- REQUIRED TASK
In full and without deviation, write out the entries that follow.

- EXTRACTED ENTRIES
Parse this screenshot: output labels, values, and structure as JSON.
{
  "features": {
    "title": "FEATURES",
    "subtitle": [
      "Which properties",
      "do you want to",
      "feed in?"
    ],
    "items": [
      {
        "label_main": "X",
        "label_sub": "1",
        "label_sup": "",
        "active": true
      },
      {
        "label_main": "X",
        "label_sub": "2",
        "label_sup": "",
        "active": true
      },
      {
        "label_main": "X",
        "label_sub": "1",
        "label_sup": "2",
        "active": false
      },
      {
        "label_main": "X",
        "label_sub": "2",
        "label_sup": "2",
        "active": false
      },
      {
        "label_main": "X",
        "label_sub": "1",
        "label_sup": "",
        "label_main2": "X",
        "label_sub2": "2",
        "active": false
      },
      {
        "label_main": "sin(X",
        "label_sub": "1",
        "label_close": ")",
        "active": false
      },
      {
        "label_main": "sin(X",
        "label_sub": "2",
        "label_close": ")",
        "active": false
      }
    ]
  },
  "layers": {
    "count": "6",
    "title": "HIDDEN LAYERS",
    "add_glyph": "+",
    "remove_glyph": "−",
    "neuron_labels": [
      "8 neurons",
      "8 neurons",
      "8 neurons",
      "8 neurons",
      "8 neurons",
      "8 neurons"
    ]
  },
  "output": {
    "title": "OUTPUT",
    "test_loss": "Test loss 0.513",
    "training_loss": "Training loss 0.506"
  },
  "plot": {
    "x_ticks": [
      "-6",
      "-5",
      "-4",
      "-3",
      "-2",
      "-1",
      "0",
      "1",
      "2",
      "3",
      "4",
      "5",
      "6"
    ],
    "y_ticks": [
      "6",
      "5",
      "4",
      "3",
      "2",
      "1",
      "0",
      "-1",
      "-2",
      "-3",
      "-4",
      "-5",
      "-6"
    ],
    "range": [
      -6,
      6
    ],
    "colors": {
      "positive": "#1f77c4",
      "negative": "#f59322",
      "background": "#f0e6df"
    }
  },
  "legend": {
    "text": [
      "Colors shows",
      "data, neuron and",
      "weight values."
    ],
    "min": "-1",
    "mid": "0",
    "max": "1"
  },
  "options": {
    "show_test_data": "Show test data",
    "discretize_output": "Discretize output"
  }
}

- RESPONSE TO THE EXERCISE
Parse this screenshot: output labels, values, and structure as JSON.
{
  "features": {
    "title": "FEATURES",
    "subtitle": [
      "Which properties",
      "do you want to",
      "feed in?"
    ],
    "items": [
      {
        "label_main": "X",
        "label_sub": "1",
        "label_sup": "",
        "active": true
      },
      {
        "label_main": "X",
        "label_sub": "2",
        "label_sup": "",
        "active": true
      },
      {
        "label_main": "X",
        "label_sub": "1",
        "label_sup": "2",
        "active": false
      },
      {
        "label_main": "X",
        "label_sub": "2",
        "label_sup": "2",
        "active": false
      },
      {
        "label_main": "X",
        "label_sub": "1",
        "label_sup": "",
        "label_main2": "X",
        "label_sub2": "2",
        "active": false
      },
      {
        "label_main": "sin(X",
        "label_sub": "1",
        "label_close": ")",
        "active": false
      },
      {
        "label_main": "sin(X",
        "label_sub": "2",
        "label_close": ")",
        "active": false
      }
    ]
  },
  "layers": {
    "count": "6",
    "title": "HIDDEN LAYERS",
    "add_glyph": "+",
    "remove_glyph": "−",
    "neuron_labels": [
      "8 neurons",
      "8 neurons",
      "8 neurons",
      "8 neurons",
      "8 neurons",
      "8 neurons"
    ]
  },
  "output": {
    "title": "OUTPUT",
    "test_loss": "Test loss 0.513",
    "training_loss": "Training loss 0.506"
  },
  "plot": {
    "x_ticks": [
      "-6",
      "-5",
      "-4",
      "-3",
      "-2",
      "-1",
      "0",
      "1",
      "2",
      "3",
      "4",
      "5",
      "6"
    ],
    "y_ticks": [
      "6",
      "5",
      "4",
      "3",
      "2",
      "1",
      "0",
      "-1",
      "-2",
      "-3",
      "-4",
      "-5",
      "-6"
    ],
    "range": [
      -6,
      6
    ],
    "colors": {
      "positive": "#1f77c4",
      "negative": "#f59322",
      "background": "#f0e6df"
    }
  },
  "legend": {
    "text": [
      "Colors shows",
      "data, neuron and",
      "weight values."
    ],
    "min": "-1",
    "mid": "0",
    "max": "1"
  },
  "options": {
    "show_test_data": "Show test data",
    "discretize_output": "Discretize output"
  }
}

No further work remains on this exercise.